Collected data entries

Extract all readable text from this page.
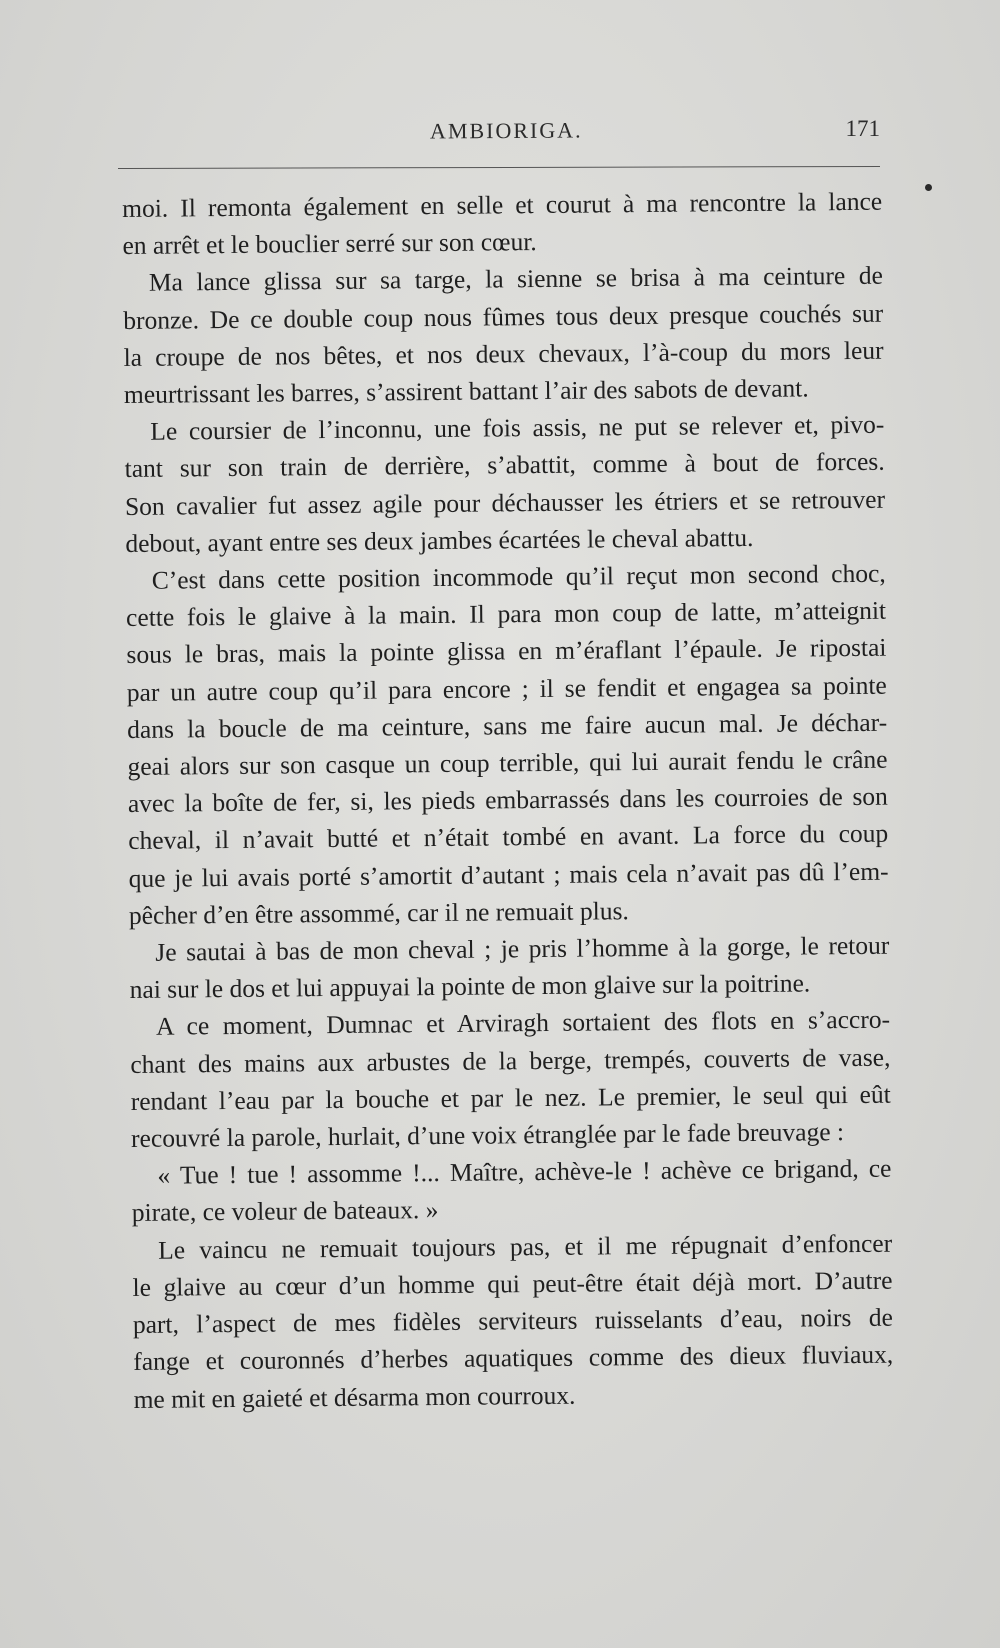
AMBIORIGA.	171
moi. Il remonta également en selle et courut à ma rencontre la lance
en arrêt et le bouclier serré sur son cœur.
Ma lance glissa sur sa targe, la sienne se brisa à ma ceinture de
bronze. De ce double coup nous fûmes tous deux presque couchés sur
la croupe de nos bêtes, et nos deux chevaux, l’à-coup du mors leur
meurtrissant les barres, s’assirent battant l’air des sabots de devant.
Le coursier de l’inconnu, une fois assis, ne put se relever et, pivo-
tant sur son train de derrière, s’abattit, comme à bout de forces.
Son cavalier fut assez agile pour déchausser les étriers et se retrouver
debout, ayant entre ses deux jambes écartées le cheval abattu.
C’est dans cette position incommode qu’il reçut mon second choc,
cette fois le glaive à la main. Il para mon coup de latte, m’atteignit
sous le bras, mais la pointe glissa en m’éraflant l’épaule. Je ripostai
par un autre coup qu’il para encore ; il se fendit et engagea sa pointe
dans la boucle de ma ceinture, sans me faire aucun mal. Je déchar-
geai alors sur son casque un coup terrible, qui lui aurait fendu le crâne
avec la boîte de fer, si, les pieds embarrassés dans les courroies de son
cheval, il n’avait butté et n’était tombé en avant. La force du coup
que je lui avais porté s’amortit d’autant ; mais cela n’avait pas dû l’em-
pêcher d’en être assommé, car il ne remuait plus.
Je sautai à bas de mon cheval ; je pris l’homme à la gorge, le retour
nai sur le dos et lui appuyai la pointe de mon glaive sur la poitrine.
A ce moment, Dumnac et Arviragh sortaient des flots en s’accro-
chant des mains aux arbustes de la berge, trempés, couverts de vase,
rendant l’eau par la bouche et par le nez. Le premier, le seul qui eût
recouvré la parole, hurlait, d’une voix étranglée par le fade breuvage :
« Tue ! tue ! assomme !... Maître, achève-le ! achève ce brigand, ce
pirate, ce voleur de bateaux. »
Le vaincu ne remuait toujours pas, et il me répugnait d’enfoncer
le glaive au cœur d’un homme qui peut-être était déjà mort. D’autre
part, l’aspect de mes fidèles serviteurs ruisselants d’eau, noirs de
fange et couronnés d’herbes aquatiques comme des dieux fluviaux,
me mit en gaieté et désarma mon courroux.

**What to produce**: In the material above, find each line that contains the word "fois", and select it.

**Final answer**:
Le coursier de l’inconnu, une fois assis, ne put se relever et, pivo-
cette fois le glaive à la main. Il para mon coup de latte, m’atteignit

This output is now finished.